## Given request
Only the lines holding the string "name" are needed. Copy each one.
[BEGIN Provided entries]
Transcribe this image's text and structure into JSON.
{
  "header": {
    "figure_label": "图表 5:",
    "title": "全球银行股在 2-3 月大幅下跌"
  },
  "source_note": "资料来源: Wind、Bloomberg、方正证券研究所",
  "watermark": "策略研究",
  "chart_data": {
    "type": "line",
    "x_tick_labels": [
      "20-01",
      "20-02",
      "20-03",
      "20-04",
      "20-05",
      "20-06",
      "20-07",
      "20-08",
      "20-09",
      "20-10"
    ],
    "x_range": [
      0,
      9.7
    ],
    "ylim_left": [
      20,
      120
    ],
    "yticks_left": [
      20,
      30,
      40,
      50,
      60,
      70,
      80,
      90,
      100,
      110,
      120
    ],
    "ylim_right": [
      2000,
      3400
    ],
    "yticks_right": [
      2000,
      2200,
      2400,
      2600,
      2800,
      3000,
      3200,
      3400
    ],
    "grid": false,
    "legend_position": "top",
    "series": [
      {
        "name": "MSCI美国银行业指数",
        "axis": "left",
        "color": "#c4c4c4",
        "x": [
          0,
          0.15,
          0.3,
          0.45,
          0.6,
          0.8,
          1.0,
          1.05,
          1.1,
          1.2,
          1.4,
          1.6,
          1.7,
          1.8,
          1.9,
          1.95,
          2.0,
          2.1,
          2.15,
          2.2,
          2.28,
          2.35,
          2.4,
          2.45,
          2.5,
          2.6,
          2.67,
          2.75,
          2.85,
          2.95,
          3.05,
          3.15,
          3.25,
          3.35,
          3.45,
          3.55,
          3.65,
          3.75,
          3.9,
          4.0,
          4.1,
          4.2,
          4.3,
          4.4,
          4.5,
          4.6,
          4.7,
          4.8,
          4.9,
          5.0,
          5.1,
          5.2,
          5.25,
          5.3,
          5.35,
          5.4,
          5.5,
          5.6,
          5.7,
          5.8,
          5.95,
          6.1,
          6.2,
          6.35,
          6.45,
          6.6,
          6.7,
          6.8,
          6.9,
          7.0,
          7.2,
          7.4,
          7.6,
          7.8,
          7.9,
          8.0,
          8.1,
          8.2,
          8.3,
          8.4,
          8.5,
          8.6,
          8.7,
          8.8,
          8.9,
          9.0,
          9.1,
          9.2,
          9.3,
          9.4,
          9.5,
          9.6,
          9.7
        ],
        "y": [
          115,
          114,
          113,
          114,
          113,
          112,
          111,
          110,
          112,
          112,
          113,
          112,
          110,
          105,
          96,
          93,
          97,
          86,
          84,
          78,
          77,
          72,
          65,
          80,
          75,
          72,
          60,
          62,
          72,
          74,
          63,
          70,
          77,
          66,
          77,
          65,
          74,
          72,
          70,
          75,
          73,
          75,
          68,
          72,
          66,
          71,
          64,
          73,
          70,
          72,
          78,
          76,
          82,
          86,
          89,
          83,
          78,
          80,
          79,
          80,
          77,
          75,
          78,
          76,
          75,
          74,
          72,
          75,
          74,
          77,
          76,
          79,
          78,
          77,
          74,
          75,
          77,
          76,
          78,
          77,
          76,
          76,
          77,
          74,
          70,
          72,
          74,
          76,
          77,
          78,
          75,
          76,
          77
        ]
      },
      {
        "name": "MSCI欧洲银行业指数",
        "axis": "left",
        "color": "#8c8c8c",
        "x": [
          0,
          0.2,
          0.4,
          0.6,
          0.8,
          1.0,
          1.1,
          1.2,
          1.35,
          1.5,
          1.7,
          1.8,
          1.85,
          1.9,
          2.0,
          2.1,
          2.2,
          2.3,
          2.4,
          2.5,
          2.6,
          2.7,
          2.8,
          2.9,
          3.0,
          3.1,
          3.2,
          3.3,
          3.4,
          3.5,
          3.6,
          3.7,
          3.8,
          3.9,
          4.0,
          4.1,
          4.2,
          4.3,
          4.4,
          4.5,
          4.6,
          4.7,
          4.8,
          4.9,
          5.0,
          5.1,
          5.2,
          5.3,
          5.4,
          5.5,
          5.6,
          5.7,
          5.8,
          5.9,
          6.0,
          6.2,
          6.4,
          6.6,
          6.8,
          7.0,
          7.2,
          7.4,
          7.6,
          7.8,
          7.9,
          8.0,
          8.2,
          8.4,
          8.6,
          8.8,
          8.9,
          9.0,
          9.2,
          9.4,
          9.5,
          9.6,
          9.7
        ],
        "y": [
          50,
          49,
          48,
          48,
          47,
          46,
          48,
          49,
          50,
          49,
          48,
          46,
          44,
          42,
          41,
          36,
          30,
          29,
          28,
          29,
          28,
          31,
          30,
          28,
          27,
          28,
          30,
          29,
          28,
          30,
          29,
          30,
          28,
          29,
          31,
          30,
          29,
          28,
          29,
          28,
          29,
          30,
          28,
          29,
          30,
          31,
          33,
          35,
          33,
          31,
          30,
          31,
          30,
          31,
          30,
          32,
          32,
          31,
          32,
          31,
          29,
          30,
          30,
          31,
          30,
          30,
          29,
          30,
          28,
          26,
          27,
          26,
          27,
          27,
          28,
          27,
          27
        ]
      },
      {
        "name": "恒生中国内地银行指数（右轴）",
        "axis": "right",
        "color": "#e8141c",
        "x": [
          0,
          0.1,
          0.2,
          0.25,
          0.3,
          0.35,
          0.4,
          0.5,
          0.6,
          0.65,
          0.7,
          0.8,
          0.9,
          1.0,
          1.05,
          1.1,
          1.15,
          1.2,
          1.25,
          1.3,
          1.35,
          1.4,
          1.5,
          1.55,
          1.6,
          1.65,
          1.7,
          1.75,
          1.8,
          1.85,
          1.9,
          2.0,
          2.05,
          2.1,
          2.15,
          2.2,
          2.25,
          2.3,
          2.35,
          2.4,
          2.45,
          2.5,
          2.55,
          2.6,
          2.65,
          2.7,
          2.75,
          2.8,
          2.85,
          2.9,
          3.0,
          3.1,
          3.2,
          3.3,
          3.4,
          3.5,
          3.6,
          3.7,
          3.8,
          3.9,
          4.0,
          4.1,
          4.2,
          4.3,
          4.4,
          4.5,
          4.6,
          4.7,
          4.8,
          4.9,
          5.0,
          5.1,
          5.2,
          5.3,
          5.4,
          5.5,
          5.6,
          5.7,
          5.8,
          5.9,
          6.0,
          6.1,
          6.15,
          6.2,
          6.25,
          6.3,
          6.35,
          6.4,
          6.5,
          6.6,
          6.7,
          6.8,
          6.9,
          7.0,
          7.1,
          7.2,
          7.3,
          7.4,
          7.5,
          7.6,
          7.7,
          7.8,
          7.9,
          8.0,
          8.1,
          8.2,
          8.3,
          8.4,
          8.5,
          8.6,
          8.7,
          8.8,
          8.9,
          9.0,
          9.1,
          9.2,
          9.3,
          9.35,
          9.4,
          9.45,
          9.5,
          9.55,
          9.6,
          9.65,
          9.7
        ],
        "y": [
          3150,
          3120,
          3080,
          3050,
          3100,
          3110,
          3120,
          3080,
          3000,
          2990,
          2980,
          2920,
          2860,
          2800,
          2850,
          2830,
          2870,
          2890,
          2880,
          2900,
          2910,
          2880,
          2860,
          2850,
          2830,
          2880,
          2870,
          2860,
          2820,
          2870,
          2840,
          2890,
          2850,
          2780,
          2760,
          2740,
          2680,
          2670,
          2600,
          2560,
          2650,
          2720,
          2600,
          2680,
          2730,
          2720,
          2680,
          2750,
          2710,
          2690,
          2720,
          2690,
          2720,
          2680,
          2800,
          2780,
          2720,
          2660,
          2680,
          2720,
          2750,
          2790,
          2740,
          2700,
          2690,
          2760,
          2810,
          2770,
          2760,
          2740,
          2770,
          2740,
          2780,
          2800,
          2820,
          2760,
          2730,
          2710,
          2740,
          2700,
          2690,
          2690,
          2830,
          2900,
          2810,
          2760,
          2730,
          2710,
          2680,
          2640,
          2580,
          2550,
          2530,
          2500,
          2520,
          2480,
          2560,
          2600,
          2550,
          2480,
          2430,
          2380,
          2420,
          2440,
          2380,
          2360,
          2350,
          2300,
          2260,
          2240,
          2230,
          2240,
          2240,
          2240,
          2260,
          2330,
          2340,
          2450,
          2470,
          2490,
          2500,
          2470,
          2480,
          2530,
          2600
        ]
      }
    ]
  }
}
[END Provided entries]
## Result of this task
        "name": "MSCI美国银行业指数",
        "name": "MSCI欧洲银行业指数",
        "name": "恒生中国内地银行指数（右轴）",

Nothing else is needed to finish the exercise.